■ INSTRUCTIONS FOR THE TASK
Show every line in the records below that contains the word "date".

■ GIVEN RECORDS
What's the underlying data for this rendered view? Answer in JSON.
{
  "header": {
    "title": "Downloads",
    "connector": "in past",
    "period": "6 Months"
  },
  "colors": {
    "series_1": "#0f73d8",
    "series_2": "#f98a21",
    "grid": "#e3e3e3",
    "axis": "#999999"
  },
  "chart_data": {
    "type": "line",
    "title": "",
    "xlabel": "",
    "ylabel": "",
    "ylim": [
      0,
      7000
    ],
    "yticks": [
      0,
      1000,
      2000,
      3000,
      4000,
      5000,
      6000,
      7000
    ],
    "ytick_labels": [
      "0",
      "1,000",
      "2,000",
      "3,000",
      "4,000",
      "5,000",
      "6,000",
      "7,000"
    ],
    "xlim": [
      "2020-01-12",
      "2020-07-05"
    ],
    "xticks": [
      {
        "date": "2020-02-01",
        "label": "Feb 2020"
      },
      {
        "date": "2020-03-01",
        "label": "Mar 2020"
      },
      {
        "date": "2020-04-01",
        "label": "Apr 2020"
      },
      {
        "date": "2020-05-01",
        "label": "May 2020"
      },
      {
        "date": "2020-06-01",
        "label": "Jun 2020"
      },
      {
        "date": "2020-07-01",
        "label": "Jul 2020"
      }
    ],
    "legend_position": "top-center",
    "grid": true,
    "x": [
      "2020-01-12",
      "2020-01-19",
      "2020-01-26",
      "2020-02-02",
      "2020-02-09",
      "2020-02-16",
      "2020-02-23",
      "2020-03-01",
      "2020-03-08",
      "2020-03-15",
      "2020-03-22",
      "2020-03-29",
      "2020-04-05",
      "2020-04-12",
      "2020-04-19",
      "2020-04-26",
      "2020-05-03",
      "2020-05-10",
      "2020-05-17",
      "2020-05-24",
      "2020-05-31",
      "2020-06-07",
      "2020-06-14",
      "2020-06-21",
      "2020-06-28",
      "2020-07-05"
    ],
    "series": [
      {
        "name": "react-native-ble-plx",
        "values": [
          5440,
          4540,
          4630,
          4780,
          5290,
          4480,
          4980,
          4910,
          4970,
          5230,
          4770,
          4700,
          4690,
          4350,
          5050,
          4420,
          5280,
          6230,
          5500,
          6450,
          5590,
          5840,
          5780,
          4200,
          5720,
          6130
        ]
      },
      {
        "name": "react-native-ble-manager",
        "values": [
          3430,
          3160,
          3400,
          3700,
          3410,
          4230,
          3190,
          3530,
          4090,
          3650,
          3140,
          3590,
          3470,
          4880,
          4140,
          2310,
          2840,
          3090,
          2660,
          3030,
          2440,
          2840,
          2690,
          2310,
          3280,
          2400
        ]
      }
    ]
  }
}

■ RESULT OF THE EXERCISE
        "date": "2020-02-01",
        "date": "2020-03-01",
        "date": "2020-04-01",
        "date": "2020-05-01",
        "date": "2020-06-01",
        "date": "2020-07-01",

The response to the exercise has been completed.